- TASK DIRECTIONS
Every line that holds the string "edilen" is to be identified and copied.
○ ○ ○ ○ ○ ○ ○
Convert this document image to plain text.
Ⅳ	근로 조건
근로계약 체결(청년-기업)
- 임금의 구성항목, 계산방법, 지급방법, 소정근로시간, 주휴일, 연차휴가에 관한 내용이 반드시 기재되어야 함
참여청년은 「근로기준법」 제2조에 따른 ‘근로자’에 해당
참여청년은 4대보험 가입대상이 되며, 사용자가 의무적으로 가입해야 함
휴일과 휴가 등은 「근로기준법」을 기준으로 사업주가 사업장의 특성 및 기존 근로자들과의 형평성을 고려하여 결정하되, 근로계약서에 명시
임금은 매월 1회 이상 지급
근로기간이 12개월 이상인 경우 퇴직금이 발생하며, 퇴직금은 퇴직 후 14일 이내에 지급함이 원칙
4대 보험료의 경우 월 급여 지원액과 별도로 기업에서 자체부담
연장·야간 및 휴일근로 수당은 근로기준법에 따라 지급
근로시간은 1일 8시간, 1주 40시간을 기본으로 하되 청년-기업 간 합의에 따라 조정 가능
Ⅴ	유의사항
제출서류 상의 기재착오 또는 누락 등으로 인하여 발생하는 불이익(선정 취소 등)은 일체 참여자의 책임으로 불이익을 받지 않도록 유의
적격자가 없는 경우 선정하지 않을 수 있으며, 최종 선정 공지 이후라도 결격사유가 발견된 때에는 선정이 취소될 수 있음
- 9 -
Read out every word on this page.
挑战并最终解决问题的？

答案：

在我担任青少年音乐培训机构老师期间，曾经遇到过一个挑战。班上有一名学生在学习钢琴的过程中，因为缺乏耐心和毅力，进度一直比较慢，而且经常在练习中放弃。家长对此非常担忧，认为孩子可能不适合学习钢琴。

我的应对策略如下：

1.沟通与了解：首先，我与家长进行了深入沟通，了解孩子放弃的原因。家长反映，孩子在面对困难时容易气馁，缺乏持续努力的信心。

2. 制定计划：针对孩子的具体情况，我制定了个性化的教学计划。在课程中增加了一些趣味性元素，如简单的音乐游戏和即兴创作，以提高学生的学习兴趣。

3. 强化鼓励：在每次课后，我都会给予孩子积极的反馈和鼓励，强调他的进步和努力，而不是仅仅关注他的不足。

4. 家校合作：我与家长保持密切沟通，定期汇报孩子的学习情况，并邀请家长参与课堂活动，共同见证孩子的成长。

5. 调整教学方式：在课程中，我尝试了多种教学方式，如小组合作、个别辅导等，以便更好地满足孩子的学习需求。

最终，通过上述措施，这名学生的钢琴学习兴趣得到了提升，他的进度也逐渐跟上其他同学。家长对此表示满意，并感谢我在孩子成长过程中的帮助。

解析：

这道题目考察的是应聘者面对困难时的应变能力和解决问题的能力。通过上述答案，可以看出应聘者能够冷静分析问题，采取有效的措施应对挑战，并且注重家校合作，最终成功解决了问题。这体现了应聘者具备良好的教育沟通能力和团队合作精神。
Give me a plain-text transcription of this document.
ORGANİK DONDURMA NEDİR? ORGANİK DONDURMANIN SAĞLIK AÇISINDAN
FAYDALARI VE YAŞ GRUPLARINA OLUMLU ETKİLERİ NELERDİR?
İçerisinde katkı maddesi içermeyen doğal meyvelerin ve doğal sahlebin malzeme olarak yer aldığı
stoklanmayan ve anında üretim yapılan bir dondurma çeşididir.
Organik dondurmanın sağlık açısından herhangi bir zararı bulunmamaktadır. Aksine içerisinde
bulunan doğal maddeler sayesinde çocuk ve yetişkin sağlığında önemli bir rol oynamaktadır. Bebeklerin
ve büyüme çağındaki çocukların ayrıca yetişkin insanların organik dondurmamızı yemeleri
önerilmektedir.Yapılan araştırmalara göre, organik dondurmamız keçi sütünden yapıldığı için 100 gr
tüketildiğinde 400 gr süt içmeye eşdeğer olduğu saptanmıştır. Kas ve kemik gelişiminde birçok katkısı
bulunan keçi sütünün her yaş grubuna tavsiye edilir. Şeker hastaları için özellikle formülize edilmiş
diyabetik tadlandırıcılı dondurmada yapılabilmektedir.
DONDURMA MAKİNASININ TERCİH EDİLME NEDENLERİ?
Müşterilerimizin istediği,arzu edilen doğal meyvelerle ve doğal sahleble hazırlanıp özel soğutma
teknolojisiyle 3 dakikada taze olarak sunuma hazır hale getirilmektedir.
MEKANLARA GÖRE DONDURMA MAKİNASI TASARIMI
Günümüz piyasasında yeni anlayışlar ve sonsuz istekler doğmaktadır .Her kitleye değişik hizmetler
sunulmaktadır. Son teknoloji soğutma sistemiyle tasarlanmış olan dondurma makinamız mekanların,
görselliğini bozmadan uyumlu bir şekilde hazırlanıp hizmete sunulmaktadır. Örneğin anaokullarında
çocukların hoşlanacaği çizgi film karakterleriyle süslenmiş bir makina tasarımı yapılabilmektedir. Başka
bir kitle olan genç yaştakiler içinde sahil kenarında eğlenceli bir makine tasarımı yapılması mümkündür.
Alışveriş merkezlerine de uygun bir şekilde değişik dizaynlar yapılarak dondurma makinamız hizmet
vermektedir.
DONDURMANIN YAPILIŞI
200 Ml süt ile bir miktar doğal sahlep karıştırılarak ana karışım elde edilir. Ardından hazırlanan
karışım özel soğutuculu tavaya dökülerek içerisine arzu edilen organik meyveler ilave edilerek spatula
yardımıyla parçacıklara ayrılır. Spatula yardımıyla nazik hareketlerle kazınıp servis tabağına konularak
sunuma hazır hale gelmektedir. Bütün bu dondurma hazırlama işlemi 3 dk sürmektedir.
○ ○ ○ ○ ○ ○ ○
- SOLUTION TO THE EXERCISE
Müşterilerimizin istediği,arzu edilen doğal meyvelerle ve doğal sahleble hazırlanıp özel soğutma
karışım özel soğutuculu tavaya dökülerek içerisine arzu edilen organik meyveler ilave edilerek spatula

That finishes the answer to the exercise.